## Objective
Reproduce all the lines below exactly and omit the images.

## Provided material
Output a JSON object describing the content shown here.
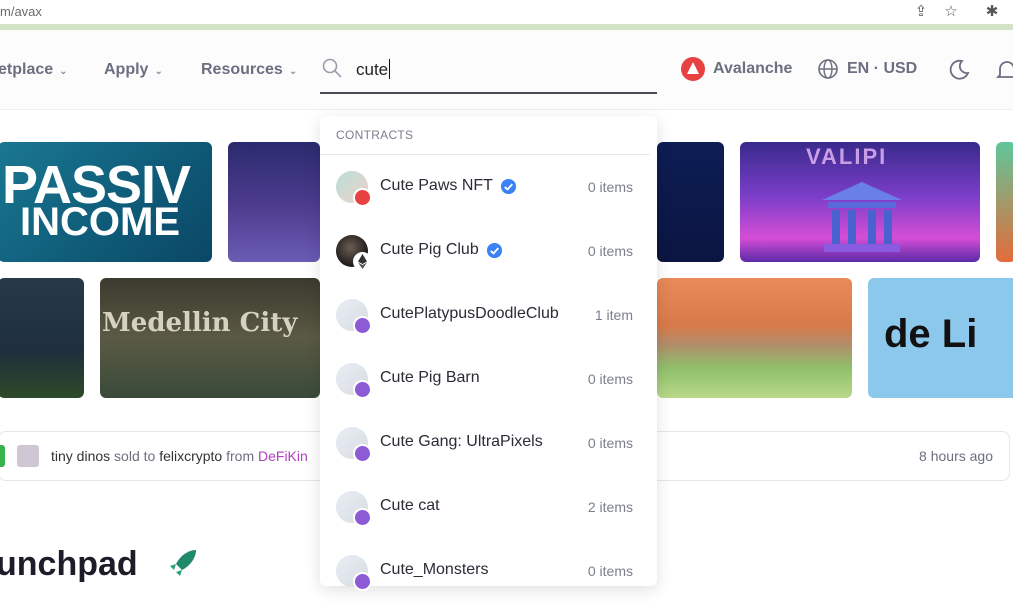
{
  "browser": {
    "url": "m/avax"
  },
  "nav": {
    "items": [
      {
        "label": "etplace"
      },
      {
        "label": "Apply"
      },
      {
        "label": "Resources"
      }
    ],
    "search_value": "cute",
    "chain_label": "Avalanche",
    "lang_label": "EN · USD"
  },
  "banners": {
    "passive_line1": "PASSIV",
    "passive_line2": "INCOME",
    "valipi_logo": "VALIPI",
    "medellin_title": "Medellin City",
    "lion_text": "de Li"
  },
  "activity": {
    "item": "tiny dinos",
    "sold_to": "sold to",
    "buyer": "felixcrypto",
    "from": "from",
    "source": "DeFiKin",
    "time": "8 hours ago"
  },
  "launchpad_title": "unchpad",
  "dropdown": {
    "header": "CONTRACTS",
    "items": [
      {
        "name": "Cute Paws NFT",
        "verified": true,
        "count": "0 items",
        "badge": "avax"
      },
      {
        "name": "Cute Pig Club",
        "verified": true,
        "count": "0 items",
        "badge": "eth"
      },
      {
        "name": "CutePlatypusDoodleClub",
        "verified": false,
        "count": "1 item",
        "badge": "link"
      },
      {
        "name": "Cute Pig Barn",
        "verified": false,
        "count": "0 items",
        "badge": "link"
      },
      {
        "name": "Cute Gang: UltraPixels",
        "verified": false,
        "count": "0 items",
        "badge": "link"
      },
      {
        "name": "Cute cat",
        "verified": false,
        "count": "2 items",
        "badge": "link"
      },
      {
        "name": "Cute_Monsters",
        "verified": false,
        "count": "0 items",
        "badge": "link"
      }
    ]
  },
  "colors": {
    "accent_red": "#e84142",
    "verified_blue": "#3b82f6",
    "badge_purple": "#8e5bd6",
    "link_pink": "#b13fc2"
  }
}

## Problem solution
Output a JSON object describing the content shown here.
{
  "browser": {
    "url": "m/avax"
  },
  "nav": {
    "items": [
      {
        "label": "etplace"
      },
      {
        "label": "Apply"
      },
      {
        "label": "Resources"
      }
    ],
    "search_value": "cute",
    "chain_label": "Avalanche",
    "lang_label": "EN · USD"
  },
  "banners": {
    "passive_line1": "PASSIV",
    "passive_line2": "INCOME",
    "valipi_logo": "VALIPI",
    "medellin_title": "Medellin City",
    "lion_text": "de Li"
  },
  "activity": {
    "item": "tiny dinos",
    "sold_to": "sold to",
    "buyer": "felixcrypto",
    "from": "from",
    "source": "DeFiKin",
    "time": "8 hours ago"
  },
  "launchpad_title": "unchpad",
  "dropdown": {
    "header": "CONTRACTS",
    "items": [
      {
        "name": "Cute Paws NFT",
        "verified": true,
        "count": "0 items",
        "badge": "avax"
      },
      {
        "name": "Cute Pig Club",
        "verified": true,
        "count": "0 items",
        "badge": "eth"
      },
      {
        "name": "CutePlatypusDoodleClub",
        "verified": false,
        "count": "1 item",
        "badge": "link"
      },
      {
        "name": "Cute Pig Barn",
        "verified": false,
        "count": "0 items",
        "badge": "link"
      },
      {
        "name": "Cute Gang: UltraPixels",
        "verified": false,
        "count": "0 items",
        "badge": "link"
      },
      {
        "name": "Cute cat",
        "verified": false,
        "count": "2 items",
        "badge": "link"
      },
      {
        "name": "Cute_Monsters",
        "verified": false,
        "count": "0 items",
        "badge": "link"
      }
    ]
  },
  "colors": {
    "accent_red": "#e84142",
    "verified_blue": "#3b82f6",
    "badge_purple": "#8e5bd6",
    "link_pink": "#b13fc2"
  }
}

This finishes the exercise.